#### [Task description]
Gather all lines with "Авиационная" from the records.

#### [Material provided]
◆ ◆ ◆ ◆

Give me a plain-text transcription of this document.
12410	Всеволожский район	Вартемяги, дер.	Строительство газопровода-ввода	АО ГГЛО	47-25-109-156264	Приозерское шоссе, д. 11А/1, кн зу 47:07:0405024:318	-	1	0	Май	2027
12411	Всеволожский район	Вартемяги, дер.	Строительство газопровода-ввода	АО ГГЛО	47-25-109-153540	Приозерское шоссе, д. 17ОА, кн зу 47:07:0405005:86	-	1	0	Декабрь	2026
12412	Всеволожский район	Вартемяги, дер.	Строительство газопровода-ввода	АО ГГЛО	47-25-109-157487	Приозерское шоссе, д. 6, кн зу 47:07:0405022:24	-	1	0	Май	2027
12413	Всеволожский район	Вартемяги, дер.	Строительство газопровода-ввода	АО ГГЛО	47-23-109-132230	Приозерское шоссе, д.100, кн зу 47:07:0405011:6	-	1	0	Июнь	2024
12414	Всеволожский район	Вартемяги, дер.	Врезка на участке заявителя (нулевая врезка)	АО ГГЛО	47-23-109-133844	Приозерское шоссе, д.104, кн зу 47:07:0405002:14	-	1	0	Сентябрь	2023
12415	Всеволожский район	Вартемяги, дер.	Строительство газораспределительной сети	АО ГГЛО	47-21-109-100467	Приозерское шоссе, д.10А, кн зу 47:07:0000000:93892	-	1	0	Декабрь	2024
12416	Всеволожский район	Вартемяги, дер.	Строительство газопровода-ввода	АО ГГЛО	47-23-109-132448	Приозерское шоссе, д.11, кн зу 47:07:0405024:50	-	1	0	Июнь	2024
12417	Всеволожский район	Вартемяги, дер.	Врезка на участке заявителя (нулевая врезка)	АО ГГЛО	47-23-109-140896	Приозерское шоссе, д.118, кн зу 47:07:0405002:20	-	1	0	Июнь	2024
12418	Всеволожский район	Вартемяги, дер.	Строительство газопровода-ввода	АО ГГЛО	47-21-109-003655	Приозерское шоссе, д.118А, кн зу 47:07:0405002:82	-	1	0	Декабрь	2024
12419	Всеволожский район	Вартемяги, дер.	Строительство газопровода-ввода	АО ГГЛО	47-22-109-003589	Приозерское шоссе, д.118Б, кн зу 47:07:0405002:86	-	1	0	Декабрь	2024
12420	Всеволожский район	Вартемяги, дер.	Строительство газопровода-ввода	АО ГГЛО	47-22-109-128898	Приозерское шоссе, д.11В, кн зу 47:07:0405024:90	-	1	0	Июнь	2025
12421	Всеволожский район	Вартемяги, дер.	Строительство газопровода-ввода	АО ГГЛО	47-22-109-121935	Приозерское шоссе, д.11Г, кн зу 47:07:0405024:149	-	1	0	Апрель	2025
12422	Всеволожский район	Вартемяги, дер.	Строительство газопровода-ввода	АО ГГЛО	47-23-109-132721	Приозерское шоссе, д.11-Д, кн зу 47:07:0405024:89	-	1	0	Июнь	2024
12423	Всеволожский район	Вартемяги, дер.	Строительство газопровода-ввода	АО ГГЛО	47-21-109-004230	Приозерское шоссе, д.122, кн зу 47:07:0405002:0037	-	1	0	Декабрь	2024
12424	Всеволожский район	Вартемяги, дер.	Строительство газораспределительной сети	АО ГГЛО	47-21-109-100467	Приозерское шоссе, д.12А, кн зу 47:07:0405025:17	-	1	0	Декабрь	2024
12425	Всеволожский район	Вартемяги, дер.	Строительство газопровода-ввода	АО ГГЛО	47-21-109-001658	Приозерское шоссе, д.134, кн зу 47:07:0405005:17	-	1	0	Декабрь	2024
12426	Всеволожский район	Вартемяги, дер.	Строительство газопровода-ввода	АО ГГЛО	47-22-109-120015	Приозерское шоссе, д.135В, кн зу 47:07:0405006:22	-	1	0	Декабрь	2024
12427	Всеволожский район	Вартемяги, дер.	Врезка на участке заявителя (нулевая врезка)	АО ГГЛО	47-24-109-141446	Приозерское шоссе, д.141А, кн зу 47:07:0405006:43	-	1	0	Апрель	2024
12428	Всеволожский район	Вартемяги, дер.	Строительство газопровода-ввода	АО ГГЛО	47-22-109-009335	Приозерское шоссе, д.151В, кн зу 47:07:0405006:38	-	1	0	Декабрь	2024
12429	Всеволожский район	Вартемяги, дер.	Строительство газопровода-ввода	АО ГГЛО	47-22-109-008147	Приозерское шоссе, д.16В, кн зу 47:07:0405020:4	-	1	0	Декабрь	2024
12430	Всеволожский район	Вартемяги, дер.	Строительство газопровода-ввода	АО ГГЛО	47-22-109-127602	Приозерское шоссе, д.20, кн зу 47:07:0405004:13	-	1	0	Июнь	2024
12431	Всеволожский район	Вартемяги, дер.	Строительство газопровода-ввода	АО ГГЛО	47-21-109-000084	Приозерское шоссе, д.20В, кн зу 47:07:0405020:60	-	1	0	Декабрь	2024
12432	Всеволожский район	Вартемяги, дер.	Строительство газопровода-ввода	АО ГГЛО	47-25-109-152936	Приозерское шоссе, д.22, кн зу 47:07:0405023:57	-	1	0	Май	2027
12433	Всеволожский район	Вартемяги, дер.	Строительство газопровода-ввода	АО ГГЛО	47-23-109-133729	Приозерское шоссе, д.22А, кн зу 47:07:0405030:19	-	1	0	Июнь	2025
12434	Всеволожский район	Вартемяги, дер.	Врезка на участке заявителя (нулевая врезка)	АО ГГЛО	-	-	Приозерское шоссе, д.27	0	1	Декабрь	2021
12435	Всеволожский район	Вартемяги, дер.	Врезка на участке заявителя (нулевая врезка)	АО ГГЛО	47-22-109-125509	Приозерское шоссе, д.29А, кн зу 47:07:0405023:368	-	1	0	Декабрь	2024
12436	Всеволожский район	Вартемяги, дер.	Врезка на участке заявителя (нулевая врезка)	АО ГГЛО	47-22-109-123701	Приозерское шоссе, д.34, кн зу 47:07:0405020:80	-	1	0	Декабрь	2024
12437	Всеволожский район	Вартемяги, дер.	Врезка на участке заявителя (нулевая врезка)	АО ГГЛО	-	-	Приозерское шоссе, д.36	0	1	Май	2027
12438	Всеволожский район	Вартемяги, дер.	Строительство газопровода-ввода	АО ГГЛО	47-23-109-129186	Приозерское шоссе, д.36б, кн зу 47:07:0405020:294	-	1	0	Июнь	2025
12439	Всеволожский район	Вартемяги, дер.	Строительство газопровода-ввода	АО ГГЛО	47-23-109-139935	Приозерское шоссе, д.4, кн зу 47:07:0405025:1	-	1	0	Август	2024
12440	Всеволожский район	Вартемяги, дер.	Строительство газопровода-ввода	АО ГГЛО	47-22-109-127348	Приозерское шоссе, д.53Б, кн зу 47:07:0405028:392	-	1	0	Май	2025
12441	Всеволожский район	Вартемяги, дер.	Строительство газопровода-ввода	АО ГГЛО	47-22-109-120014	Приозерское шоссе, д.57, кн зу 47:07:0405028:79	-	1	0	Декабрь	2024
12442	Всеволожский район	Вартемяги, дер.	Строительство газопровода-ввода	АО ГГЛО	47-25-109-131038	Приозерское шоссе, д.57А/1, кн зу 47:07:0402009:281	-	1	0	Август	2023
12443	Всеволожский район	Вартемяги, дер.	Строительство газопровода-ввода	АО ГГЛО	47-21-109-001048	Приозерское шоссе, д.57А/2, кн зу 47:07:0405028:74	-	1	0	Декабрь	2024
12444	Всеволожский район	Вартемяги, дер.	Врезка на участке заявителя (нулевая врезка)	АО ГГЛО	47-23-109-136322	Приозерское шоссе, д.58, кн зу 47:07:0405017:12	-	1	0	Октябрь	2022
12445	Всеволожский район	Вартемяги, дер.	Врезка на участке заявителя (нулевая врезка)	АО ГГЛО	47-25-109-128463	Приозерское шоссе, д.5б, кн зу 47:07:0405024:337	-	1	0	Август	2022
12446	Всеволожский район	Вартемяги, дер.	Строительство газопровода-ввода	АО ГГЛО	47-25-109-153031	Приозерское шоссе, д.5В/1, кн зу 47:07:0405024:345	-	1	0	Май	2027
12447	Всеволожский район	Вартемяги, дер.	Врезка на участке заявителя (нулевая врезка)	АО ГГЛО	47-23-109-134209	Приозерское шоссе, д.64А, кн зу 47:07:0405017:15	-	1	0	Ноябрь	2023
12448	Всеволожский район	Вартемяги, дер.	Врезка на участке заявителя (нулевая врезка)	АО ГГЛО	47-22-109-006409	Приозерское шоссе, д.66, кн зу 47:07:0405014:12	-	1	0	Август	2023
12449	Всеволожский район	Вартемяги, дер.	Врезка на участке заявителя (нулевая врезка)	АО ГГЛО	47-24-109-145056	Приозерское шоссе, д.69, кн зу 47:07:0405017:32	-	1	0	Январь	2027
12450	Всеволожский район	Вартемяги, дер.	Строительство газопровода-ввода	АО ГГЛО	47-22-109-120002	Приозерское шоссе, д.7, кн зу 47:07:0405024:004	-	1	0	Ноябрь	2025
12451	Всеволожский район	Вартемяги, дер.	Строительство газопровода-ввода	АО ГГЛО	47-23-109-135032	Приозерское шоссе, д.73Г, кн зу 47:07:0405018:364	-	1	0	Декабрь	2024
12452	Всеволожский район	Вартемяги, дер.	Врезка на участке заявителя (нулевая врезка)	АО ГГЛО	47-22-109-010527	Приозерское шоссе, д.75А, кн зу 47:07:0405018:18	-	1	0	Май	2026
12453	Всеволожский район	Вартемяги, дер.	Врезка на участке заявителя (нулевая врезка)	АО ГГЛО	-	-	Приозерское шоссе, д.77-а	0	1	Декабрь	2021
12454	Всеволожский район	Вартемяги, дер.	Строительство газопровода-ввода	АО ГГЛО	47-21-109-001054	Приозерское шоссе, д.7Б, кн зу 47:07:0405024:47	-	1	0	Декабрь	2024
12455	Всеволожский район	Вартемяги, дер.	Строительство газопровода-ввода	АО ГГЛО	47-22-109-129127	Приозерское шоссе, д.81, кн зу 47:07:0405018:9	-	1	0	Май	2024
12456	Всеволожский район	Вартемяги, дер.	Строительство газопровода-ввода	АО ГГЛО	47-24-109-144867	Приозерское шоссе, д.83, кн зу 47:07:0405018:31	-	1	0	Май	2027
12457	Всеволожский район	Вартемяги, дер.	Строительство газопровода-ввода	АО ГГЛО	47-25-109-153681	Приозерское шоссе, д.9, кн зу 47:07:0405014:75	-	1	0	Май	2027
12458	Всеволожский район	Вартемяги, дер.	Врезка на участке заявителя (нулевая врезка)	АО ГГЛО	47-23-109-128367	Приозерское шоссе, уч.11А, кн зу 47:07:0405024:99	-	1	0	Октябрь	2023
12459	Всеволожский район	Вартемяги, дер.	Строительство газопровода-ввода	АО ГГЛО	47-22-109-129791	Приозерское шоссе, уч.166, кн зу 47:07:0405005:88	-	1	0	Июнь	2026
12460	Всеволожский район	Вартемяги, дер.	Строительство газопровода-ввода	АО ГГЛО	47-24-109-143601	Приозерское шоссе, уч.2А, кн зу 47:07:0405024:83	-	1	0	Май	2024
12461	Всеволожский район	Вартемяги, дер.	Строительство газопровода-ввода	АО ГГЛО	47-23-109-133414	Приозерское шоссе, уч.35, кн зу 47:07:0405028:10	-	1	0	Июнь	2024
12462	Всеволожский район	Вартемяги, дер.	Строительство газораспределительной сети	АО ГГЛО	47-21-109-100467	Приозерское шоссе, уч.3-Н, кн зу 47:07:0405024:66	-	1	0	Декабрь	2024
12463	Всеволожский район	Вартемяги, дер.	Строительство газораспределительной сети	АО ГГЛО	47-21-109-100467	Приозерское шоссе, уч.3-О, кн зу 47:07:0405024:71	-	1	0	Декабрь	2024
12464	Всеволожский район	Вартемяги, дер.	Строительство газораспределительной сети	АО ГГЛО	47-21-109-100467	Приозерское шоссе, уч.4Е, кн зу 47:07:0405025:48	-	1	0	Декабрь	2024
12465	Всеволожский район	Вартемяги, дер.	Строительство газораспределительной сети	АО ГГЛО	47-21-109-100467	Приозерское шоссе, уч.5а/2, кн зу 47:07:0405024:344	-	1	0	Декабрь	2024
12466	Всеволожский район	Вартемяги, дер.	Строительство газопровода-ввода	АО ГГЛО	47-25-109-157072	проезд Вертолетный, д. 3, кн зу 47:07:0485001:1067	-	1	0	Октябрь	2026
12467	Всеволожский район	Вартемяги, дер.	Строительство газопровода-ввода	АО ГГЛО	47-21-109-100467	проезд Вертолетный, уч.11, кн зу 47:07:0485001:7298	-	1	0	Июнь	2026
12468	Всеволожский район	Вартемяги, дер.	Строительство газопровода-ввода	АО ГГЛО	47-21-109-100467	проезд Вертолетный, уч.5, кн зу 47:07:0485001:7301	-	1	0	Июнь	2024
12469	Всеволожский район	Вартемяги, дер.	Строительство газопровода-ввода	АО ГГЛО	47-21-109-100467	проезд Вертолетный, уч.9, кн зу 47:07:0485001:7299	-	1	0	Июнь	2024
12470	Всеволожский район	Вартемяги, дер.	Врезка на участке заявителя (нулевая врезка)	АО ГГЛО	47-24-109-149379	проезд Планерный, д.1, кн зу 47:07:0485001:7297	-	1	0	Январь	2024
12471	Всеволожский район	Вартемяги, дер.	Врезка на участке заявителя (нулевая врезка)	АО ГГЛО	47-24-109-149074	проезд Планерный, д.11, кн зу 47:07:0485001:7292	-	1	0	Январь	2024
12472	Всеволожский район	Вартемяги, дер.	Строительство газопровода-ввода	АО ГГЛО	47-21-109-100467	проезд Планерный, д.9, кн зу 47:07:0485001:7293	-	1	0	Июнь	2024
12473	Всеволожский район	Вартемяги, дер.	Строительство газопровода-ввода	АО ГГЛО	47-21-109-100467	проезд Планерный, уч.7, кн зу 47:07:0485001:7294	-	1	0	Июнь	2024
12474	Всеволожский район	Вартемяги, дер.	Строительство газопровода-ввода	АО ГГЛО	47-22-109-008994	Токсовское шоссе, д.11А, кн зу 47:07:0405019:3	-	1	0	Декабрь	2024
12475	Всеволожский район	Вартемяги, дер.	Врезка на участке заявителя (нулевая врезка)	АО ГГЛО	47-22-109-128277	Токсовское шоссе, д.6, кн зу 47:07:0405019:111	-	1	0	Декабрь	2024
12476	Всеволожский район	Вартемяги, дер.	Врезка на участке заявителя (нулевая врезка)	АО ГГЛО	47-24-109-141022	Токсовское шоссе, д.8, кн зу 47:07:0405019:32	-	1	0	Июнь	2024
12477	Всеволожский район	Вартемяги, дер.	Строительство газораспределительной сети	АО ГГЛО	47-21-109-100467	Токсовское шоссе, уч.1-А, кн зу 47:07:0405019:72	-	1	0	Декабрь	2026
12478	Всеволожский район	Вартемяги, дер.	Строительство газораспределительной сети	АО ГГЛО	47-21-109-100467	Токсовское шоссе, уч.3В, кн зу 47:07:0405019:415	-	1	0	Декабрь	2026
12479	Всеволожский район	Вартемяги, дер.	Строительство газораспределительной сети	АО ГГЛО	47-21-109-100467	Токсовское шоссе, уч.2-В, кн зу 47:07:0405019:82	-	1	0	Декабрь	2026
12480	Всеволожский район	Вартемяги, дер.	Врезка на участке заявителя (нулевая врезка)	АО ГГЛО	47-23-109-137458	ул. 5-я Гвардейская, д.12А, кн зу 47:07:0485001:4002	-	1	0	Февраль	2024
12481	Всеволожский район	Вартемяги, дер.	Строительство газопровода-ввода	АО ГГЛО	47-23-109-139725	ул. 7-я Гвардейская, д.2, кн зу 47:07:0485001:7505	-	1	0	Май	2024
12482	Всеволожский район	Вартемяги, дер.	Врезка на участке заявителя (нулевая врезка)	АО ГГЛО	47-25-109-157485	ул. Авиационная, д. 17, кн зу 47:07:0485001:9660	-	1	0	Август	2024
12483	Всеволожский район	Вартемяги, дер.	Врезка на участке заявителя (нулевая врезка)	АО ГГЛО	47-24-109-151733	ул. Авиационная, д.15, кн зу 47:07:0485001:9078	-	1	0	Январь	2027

◆ ◆ ◆ ◆

#### [Problem solution]
12482	Всеволожский район	Вартемяги, дер.	Врезка на участке заявителя (нулевая врезка)	АО ГГЛО	47-25-109-157485	ул. Авиационная, д. 17, кн зу 47:07:0485001:9660	-	1	0	Август	2024
12483	Всеволожский район	Вартемяги, дер.	Врезка на участке заявителя (нулевая врезка)	АО ГГЛО	47-24-109-151733	ул. Авиационная, д.15, кн зу 47:07:0485001:9078	-	1	0	Январь	2027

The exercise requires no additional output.